● AIM
In the entries below, count each line holding the word "Fairhurst". Answer with the total alone.

--------------------------------------------------

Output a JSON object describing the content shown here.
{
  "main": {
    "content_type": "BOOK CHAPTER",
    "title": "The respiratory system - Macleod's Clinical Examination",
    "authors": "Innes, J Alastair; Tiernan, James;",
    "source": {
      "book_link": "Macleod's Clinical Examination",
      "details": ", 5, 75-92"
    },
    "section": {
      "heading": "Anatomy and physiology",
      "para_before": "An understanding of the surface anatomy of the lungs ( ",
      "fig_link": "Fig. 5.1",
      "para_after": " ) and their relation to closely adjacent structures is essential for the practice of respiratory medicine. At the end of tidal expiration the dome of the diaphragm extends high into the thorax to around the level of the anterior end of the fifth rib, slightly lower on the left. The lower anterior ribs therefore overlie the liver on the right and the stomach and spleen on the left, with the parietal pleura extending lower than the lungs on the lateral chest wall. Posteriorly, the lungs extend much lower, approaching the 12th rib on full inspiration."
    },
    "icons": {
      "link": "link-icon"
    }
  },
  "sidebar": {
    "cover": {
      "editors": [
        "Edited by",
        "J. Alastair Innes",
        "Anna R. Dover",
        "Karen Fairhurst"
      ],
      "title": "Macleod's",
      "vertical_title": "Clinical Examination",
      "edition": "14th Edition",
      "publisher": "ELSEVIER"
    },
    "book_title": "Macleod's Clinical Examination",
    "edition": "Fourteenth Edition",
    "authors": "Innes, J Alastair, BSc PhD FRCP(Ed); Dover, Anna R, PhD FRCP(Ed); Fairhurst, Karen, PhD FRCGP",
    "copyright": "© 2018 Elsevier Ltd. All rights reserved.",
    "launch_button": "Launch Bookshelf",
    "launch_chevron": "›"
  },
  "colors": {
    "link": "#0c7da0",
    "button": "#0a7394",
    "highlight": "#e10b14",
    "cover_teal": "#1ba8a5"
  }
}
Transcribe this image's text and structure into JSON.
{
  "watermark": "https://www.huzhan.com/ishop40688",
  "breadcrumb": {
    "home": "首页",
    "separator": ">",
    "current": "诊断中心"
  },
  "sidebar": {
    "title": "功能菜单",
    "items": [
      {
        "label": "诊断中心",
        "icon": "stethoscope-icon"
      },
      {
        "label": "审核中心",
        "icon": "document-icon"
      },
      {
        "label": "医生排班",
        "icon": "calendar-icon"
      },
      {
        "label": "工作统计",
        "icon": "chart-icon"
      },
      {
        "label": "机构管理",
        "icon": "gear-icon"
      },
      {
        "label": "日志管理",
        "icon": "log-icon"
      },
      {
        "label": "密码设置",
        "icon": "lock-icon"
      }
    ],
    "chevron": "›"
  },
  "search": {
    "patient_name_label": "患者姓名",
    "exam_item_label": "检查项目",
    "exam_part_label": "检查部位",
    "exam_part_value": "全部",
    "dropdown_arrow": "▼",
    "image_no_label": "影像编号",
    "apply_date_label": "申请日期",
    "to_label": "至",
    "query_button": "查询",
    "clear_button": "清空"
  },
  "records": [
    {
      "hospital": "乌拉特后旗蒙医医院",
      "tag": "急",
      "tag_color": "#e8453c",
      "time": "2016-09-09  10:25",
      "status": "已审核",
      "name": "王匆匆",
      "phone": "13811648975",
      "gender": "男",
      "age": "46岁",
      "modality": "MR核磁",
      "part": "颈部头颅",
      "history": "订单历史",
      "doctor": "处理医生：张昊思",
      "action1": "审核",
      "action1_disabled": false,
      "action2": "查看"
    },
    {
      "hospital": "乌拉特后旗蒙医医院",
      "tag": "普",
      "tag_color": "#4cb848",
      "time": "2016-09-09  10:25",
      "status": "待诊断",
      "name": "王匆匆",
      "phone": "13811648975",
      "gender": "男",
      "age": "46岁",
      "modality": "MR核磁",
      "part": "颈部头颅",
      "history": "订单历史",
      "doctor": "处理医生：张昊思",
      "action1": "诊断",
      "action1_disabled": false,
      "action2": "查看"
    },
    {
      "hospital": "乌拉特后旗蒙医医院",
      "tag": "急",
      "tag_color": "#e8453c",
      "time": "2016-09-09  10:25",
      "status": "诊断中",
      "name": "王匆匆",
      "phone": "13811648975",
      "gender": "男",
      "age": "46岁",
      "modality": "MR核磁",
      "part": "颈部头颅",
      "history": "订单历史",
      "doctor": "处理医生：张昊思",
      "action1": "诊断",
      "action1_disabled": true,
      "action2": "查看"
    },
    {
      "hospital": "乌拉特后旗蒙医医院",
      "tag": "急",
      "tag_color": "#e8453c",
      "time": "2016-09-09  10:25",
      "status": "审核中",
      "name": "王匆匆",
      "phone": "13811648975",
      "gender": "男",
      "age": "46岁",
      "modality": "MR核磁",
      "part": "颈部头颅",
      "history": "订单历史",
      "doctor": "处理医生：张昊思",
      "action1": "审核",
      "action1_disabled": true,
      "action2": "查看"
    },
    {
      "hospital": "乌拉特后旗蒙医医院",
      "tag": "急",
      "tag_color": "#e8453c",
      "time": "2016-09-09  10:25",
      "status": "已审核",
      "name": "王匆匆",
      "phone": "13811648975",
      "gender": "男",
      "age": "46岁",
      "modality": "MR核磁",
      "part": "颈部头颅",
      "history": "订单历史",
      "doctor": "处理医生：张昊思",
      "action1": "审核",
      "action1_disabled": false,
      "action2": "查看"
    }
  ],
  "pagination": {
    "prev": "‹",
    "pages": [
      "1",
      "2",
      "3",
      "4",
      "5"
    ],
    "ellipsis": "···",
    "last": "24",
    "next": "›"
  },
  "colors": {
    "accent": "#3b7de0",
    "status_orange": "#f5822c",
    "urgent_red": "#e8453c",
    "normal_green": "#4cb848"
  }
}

--------------------------------------------------

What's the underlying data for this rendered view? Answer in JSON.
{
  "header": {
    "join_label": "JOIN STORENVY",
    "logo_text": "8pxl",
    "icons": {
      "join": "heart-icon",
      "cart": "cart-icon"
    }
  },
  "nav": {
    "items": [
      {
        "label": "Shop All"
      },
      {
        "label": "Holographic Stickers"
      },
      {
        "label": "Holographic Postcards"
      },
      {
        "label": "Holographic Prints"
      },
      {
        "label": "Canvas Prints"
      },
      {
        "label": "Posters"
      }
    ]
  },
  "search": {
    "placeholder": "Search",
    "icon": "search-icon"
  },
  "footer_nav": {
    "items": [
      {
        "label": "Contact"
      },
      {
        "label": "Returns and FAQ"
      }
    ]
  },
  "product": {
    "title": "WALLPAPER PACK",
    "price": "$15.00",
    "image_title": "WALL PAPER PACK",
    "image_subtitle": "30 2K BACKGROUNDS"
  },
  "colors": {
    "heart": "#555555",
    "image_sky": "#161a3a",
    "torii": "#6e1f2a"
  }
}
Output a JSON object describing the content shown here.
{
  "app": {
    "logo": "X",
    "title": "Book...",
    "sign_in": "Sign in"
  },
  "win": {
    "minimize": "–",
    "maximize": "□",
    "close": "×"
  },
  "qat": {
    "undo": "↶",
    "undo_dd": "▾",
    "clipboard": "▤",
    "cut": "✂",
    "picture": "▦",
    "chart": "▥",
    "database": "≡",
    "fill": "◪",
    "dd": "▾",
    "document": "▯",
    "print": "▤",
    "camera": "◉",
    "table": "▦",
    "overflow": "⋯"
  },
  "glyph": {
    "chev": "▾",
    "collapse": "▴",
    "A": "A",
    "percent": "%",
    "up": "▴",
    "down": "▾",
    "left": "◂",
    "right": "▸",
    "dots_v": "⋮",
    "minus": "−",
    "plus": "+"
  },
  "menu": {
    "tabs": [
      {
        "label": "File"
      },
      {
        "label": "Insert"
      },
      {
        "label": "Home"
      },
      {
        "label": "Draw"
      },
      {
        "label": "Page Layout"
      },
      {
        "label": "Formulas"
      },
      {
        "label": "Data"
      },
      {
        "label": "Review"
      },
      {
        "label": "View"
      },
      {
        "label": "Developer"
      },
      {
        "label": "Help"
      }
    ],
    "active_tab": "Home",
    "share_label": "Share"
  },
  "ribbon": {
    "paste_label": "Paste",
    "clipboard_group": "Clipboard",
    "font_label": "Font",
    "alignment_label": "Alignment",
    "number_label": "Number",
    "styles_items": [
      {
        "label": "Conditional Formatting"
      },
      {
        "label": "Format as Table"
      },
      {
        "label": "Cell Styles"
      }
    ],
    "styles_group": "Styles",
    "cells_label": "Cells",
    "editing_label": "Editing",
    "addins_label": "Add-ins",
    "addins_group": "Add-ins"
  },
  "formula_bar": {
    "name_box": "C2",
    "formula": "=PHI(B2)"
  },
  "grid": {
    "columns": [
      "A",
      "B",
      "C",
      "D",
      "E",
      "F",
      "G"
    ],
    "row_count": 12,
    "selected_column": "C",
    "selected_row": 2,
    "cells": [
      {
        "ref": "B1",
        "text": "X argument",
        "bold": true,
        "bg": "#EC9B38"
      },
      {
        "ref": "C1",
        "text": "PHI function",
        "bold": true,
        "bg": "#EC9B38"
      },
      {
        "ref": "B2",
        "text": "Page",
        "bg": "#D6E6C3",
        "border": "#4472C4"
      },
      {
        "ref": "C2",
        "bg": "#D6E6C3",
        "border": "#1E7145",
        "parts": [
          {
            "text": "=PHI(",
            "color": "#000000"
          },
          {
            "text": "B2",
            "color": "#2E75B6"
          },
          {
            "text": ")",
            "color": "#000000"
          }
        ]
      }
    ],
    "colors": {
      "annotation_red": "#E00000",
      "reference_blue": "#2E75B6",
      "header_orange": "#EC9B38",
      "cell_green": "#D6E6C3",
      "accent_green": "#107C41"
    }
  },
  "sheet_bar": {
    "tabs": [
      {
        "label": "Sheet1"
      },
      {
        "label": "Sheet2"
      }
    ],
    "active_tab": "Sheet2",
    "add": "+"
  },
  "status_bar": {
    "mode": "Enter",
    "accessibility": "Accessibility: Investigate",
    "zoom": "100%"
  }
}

--------------------------------------------------

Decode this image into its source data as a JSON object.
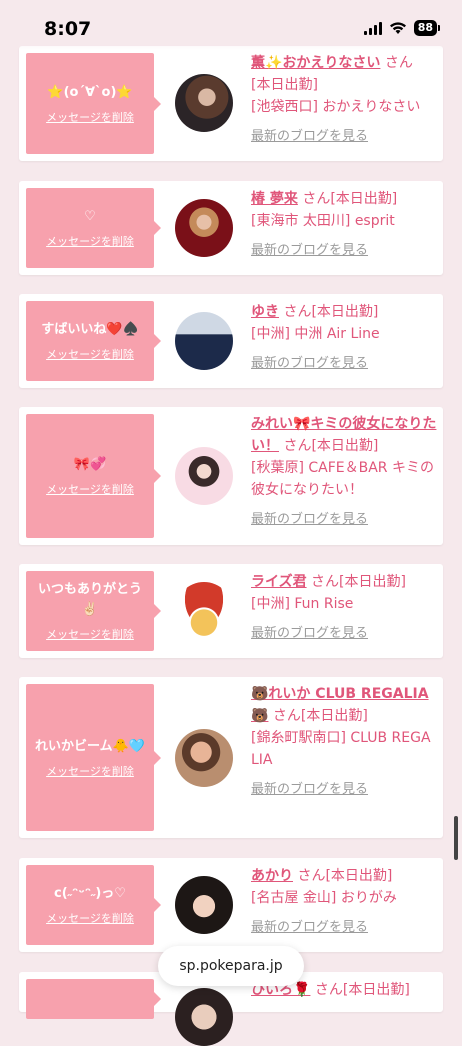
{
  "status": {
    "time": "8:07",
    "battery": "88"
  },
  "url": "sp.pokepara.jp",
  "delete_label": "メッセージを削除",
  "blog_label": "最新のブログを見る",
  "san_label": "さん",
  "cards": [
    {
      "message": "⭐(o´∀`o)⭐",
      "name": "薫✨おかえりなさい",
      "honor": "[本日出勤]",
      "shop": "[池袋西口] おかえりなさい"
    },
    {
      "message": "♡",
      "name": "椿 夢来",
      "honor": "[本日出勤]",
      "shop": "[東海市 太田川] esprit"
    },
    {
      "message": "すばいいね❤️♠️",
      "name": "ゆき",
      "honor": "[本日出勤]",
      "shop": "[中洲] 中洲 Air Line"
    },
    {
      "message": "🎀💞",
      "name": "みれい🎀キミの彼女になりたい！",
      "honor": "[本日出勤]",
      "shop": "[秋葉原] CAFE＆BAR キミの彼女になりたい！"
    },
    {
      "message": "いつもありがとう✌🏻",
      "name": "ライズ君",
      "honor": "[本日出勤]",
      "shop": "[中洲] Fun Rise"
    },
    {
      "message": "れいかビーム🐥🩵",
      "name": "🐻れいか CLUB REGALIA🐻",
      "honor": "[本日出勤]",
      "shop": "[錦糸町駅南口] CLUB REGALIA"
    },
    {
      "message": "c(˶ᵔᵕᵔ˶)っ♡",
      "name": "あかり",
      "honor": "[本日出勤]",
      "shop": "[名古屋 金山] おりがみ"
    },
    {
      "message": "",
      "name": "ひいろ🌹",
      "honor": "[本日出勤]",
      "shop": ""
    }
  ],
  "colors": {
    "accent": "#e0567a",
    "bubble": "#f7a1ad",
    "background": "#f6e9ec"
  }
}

--------------------------------------------------

● SOLUTION FOR THIS PROBLEM
2